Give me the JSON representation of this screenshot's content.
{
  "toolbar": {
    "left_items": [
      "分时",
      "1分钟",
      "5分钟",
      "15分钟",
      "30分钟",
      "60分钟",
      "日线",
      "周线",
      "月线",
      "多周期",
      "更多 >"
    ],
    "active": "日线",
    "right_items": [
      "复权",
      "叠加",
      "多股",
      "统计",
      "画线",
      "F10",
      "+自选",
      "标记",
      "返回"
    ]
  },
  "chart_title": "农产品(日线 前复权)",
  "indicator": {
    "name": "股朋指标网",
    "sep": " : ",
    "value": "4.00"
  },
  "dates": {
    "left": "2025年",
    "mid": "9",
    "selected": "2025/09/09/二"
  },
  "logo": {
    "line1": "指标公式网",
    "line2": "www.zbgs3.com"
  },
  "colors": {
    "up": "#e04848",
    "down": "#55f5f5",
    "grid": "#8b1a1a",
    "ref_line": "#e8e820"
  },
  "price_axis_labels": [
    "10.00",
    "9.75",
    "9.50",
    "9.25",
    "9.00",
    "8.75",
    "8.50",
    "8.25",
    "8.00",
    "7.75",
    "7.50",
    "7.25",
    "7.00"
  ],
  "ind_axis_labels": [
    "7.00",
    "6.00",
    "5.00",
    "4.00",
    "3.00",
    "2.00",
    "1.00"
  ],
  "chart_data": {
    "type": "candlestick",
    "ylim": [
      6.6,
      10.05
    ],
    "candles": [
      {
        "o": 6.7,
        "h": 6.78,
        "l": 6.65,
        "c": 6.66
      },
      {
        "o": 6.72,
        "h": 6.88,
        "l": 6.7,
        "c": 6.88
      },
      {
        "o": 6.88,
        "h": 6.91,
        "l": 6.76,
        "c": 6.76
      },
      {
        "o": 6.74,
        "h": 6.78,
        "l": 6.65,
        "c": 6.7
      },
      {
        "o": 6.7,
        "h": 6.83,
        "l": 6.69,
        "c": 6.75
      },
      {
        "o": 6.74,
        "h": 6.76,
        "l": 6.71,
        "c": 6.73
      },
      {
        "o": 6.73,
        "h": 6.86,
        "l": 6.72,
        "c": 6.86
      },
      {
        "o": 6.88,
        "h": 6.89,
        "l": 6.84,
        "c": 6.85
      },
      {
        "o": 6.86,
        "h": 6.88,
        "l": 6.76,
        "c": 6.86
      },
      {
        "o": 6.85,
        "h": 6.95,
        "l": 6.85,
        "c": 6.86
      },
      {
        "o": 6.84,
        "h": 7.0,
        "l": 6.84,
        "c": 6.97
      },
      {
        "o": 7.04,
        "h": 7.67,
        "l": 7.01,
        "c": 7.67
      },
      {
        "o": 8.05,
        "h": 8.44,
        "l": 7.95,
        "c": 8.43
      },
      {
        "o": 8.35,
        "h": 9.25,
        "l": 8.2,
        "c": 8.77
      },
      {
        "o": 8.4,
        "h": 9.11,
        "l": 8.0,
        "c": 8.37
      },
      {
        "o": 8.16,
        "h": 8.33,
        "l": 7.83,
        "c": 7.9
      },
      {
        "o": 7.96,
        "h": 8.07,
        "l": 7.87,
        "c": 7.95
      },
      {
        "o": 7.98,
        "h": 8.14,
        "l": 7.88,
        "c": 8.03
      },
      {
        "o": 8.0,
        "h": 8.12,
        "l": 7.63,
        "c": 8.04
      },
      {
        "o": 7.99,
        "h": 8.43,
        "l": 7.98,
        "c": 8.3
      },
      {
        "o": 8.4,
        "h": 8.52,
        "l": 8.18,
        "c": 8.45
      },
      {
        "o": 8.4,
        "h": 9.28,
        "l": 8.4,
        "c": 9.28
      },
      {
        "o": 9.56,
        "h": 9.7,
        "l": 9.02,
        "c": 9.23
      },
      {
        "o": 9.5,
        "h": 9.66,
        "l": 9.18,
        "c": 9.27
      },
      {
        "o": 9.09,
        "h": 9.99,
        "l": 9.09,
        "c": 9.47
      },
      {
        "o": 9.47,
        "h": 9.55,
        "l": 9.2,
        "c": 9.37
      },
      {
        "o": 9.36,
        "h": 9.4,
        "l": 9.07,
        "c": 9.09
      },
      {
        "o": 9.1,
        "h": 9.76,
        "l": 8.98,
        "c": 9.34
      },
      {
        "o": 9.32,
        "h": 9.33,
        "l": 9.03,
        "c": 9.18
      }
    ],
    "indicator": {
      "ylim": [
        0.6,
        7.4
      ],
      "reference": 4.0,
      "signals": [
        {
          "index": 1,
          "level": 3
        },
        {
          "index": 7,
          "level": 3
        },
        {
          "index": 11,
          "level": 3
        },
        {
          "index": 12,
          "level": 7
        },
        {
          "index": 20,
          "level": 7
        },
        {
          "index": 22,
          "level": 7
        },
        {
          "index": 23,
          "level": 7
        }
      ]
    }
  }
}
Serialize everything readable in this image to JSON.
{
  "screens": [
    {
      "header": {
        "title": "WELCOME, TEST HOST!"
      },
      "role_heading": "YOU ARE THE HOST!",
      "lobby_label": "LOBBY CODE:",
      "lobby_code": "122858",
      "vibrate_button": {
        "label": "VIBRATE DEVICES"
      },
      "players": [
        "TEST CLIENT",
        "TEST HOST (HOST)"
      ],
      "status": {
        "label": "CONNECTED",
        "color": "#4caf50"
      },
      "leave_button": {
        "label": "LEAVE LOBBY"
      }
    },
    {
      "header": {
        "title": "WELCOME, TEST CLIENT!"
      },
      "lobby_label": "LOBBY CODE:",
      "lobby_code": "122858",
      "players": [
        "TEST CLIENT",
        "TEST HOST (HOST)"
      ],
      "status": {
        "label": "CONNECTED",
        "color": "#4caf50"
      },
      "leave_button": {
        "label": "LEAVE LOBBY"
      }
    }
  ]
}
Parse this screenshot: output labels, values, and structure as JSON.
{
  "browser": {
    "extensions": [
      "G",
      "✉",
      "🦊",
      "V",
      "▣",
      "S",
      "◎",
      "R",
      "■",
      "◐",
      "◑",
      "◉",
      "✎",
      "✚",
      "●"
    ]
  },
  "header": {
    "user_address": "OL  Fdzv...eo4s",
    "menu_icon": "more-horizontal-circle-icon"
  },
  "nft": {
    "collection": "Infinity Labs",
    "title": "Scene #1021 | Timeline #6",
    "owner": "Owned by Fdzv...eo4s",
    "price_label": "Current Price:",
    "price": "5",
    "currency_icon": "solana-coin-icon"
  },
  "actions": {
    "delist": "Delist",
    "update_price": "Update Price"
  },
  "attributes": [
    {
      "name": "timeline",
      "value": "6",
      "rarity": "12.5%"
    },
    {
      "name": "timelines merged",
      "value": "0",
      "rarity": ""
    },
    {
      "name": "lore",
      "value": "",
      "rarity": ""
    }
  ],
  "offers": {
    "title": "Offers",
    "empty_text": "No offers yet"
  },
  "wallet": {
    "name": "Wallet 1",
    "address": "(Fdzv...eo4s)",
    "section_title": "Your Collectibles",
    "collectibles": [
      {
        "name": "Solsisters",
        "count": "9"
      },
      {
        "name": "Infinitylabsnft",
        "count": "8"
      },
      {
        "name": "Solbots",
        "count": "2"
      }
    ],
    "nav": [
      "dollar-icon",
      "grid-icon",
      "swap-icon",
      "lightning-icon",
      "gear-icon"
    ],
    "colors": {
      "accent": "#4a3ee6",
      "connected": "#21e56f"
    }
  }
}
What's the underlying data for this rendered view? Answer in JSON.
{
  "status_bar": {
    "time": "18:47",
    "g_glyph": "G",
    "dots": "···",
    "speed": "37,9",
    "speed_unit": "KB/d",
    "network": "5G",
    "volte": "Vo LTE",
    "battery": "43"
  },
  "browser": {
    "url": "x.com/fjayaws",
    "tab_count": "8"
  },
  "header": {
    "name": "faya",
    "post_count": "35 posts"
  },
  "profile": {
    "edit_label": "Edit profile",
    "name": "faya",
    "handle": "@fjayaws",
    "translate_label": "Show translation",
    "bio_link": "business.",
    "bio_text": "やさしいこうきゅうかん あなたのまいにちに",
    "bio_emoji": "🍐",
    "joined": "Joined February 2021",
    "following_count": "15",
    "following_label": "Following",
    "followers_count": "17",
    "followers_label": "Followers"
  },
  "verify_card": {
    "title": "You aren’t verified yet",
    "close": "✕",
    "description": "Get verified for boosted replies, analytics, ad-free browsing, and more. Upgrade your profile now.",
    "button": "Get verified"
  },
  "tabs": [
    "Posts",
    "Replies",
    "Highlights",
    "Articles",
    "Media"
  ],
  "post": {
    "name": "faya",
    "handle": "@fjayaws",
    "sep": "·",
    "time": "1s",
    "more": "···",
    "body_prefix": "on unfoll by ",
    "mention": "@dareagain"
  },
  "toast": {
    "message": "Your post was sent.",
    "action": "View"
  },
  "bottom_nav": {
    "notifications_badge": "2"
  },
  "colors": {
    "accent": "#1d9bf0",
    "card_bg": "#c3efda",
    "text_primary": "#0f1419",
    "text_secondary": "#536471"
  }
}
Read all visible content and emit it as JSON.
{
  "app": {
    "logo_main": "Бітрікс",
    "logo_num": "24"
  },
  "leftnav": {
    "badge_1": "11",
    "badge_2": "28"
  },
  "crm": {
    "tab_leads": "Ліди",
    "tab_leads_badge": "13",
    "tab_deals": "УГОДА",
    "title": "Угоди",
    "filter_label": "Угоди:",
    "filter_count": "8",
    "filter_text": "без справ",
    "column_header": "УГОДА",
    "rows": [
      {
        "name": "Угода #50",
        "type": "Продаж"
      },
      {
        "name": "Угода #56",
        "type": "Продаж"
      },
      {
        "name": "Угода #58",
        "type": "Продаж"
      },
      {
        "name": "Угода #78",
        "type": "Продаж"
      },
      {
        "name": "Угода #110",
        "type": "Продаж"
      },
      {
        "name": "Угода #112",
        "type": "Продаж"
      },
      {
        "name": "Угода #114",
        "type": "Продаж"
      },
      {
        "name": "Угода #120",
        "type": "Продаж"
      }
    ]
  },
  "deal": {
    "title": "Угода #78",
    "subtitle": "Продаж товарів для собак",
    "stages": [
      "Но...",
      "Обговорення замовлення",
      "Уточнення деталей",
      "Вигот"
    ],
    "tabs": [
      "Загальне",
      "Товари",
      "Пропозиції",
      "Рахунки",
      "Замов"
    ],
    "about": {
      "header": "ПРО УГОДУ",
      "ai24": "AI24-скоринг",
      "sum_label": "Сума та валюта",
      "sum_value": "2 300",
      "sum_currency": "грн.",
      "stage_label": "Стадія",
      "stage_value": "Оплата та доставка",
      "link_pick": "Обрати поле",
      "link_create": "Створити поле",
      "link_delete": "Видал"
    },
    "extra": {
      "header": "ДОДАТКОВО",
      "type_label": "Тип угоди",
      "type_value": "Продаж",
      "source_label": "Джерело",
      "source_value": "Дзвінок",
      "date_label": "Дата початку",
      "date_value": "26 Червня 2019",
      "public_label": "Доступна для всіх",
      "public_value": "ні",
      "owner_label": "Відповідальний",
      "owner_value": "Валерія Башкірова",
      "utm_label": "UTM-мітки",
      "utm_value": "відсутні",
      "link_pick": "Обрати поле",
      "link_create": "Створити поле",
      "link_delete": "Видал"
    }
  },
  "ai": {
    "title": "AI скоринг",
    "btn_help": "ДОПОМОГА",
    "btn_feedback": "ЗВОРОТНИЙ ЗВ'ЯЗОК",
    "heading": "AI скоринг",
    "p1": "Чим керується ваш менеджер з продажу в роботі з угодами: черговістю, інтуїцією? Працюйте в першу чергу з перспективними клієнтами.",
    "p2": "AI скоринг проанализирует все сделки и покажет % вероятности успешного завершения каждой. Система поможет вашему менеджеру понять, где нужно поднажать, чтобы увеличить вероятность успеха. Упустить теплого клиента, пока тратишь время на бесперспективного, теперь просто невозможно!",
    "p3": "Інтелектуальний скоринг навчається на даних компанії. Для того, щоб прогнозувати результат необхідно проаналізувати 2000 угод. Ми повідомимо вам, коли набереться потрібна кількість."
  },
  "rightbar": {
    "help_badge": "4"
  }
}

--------------------

### AIM OF THE EXERCISE
Using the data above, copy each line that contains "icon".

### EXPECTED ANSWER
    "menu_icon": "more-horizontal-circle-icon"
    "currency_icon": "solana-coin-icon"
      "dollar-icon",
      "grid-icon",
      "swap-icon",
      "lightning-icon",
      "gear-icon"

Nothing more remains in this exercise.